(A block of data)
□ □ □ □ □ □ □
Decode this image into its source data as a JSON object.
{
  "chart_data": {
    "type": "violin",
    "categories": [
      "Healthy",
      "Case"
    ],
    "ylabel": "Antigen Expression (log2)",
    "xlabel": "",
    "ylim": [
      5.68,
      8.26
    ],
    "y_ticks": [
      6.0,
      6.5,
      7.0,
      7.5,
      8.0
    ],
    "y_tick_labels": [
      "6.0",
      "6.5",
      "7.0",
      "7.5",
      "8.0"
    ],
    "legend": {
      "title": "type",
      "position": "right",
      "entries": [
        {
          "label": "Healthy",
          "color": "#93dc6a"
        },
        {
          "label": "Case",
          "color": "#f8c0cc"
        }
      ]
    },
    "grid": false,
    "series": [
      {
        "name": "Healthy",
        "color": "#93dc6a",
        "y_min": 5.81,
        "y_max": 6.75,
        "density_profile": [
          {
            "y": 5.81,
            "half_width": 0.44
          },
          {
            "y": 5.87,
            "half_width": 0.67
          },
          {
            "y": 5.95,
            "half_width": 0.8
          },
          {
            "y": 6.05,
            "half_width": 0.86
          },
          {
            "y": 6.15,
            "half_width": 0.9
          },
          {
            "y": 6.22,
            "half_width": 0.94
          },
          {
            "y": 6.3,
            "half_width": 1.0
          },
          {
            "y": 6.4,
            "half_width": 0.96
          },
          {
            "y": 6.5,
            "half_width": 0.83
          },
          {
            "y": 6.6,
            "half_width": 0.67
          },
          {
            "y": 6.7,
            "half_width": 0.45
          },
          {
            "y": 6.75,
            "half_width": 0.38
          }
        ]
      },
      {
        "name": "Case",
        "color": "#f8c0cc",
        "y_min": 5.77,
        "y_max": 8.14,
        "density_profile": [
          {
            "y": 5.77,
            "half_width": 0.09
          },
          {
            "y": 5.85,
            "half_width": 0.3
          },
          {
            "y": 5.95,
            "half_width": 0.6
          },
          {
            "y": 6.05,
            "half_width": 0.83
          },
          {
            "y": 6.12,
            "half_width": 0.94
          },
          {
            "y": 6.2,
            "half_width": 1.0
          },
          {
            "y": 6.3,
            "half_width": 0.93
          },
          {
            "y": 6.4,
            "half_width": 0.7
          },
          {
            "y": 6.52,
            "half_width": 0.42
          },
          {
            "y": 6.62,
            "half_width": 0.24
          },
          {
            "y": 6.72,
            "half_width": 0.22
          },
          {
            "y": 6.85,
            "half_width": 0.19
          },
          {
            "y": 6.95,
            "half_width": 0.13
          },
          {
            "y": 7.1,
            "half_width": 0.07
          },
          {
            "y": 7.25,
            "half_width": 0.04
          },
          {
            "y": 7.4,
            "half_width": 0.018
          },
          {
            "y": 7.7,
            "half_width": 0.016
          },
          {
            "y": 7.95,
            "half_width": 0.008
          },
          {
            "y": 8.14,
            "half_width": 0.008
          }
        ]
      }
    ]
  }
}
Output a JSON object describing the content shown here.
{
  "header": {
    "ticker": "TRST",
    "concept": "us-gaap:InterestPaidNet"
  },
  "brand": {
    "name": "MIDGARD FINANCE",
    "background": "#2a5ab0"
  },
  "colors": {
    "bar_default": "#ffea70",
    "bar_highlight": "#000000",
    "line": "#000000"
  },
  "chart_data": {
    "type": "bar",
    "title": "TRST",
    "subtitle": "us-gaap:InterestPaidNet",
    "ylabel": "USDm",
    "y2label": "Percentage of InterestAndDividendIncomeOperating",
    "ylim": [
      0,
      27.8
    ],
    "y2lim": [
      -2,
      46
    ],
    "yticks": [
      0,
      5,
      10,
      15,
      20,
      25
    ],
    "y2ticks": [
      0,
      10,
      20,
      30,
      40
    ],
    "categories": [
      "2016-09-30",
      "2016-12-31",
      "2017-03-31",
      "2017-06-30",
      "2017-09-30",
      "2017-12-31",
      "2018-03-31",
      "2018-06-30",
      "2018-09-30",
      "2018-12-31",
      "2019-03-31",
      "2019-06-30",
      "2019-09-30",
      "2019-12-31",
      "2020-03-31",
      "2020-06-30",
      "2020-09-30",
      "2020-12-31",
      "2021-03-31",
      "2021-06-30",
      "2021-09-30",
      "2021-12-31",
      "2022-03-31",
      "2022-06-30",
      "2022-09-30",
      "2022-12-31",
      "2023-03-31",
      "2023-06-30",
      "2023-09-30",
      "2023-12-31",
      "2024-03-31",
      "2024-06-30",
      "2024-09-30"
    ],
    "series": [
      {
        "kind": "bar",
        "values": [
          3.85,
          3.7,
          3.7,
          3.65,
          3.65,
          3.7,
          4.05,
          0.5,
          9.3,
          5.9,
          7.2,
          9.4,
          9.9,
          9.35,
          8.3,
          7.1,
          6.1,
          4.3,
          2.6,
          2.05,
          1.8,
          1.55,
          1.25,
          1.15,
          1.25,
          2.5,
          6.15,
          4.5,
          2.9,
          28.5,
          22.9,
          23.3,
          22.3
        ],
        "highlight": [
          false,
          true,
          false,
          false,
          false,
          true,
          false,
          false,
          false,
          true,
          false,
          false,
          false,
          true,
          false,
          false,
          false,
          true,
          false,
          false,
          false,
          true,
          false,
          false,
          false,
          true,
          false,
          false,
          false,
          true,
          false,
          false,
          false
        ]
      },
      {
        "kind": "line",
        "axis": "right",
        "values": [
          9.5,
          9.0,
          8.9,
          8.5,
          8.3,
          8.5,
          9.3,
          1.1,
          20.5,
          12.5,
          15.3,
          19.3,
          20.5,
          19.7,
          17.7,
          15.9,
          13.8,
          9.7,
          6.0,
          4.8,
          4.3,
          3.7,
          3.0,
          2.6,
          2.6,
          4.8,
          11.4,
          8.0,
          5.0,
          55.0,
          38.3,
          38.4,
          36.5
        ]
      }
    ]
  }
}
□ □ □ □ □ □ □
__WHAT IS ASKED__
How many lines of these entries contain "ylabel"? Answer with the number and nothing else.

__RESPONSE__
2